» YOUR TASK
Look through the data below and return each line where "JSON" appears.
--- Start of RECORDS ---
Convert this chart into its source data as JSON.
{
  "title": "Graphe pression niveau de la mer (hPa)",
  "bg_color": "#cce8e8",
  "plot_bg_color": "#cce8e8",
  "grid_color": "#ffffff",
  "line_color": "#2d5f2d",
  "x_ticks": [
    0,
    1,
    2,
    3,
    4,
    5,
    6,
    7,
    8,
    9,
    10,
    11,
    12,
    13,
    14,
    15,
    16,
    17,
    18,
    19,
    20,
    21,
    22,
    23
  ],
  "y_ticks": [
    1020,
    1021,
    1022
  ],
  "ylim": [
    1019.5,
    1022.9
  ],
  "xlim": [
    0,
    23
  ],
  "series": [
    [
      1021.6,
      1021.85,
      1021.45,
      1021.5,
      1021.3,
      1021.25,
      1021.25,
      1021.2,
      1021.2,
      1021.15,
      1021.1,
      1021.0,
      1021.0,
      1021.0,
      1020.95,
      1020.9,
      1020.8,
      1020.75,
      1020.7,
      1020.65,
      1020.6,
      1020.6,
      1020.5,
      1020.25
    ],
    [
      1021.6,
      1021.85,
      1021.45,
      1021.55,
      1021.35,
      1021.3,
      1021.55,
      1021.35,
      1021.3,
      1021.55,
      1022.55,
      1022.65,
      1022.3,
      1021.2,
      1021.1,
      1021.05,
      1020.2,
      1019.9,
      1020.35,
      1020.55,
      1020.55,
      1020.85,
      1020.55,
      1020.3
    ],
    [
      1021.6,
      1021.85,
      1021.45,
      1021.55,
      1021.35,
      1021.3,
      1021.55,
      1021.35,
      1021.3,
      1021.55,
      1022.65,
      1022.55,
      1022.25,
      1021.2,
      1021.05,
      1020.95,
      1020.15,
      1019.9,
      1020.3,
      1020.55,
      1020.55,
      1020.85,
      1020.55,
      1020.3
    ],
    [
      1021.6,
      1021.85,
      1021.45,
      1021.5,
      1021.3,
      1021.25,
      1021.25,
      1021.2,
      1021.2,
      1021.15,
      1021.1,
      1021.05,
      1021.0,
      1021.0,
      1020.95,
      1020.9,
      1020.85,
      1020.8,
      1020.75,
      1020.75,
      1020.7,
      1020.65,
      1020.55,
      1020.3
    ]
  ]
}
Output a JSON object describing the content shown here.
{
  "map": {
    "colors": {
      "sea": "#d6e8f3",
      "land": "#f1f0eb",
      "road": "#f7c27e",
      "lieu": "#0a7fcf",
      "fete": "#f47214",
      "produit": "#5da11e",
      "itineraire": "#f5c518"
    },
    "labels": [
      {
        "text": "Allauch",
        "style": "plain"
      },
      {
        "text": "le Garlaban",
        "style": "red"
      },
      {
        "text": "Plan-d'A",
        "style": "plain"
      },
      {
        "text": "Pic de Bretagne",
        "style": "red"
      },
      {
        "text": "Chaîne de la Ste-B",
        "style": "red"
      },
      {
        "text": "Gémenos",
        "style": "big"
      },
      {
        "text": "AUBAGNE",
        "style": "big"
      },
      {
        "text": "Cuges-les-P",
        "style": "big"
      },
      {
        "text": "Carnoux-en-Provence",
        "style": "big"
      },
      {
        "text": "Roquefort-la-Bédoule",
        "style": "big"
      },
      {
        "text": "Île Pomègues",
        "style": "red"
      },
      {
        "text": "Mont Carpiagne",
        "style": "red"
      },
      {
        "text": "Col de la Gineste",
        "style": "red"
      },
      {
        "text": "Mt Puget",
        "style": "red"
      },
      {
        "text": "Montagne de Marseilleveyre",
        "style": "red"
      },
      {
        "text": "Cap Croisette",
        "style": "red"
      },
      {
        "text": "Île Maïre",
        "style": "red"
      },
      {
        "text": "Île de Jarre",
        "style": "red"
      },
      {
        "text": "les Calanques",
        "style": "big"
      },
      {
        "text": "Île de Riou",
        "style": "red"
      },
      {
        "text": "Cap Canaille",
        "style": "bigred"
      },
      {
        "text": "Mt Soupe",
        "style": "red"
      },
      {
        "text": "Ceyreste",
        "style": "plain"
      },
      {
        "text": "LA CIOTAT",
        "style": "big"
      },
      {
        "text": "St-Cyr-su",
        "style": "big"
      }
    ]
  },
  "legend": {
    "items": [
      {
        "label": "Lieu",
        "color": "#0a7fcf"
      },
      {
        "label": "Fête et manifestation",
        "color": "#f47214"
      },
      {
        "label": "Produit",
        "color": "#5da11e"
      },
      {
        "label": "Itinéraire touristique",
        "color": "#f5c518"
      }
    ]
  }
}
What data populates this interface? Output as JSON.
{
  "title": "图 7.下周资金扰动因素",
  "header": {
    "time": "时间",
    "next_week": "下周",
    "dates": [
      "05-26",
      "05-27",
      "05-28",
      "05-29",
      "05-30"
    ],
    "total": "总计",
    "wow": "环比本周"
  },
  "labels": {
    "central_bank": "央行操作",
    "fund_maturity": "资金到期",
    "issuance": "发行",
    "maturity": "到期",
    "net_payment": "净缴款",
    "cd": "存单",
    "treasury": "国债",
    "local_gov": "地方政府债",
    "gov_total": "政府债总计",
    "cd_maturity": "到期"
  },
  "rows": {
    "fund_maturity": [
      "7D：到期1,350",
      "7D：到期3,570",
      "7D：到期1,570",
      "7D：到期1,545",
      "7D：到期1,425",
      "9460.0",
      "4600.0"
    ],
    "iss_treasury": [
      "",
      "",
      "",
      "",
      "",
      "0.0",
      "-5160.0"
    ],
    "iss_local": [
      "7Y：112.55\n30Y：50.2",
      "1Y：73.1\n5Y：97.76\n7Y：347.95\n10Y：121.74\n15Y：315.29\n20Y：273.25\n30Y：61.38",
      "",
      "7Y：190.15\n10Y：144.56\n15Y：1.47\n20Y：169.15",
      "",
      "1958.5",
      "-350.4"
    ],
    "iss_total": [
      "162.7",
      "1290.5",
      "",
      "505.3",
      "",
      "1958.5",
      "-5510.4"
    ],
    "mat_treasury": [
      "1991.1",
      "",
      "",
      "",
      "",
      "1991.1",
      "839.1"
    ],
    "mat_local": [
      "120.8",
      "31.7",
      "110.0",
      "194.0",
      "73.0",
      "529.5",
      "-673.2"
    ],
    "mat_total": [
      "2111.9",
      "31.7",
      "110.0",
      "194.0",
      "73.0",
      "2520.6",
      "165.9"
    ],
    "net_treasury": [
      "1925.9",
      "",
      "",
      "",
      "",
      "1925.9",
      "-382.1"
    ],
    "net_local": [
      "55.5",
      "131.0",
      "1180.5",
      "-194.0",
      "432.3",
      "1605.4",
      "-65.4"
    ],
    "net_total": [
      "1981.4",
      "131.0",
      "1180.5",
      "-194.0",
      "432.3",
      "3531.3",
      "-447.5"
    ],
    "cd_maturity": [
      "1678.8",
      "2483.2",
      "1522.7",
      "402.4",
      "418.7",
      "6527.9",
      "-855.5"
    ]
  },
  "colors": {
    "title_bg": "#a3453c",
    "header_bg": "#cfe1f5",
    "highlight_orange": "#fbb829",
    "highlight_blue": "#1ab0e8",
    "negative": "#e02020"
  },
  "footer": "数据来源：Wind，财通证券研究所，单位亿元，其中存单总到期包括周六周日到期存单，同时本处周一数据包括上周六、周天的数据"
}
--- End of RECORDS ---
» OUTPUT FOR THIS EXERCISE
Convert this chart into its source data as JSON.
Output a JSON object describing the content shown here.
What data populates this interface? Output as JSON.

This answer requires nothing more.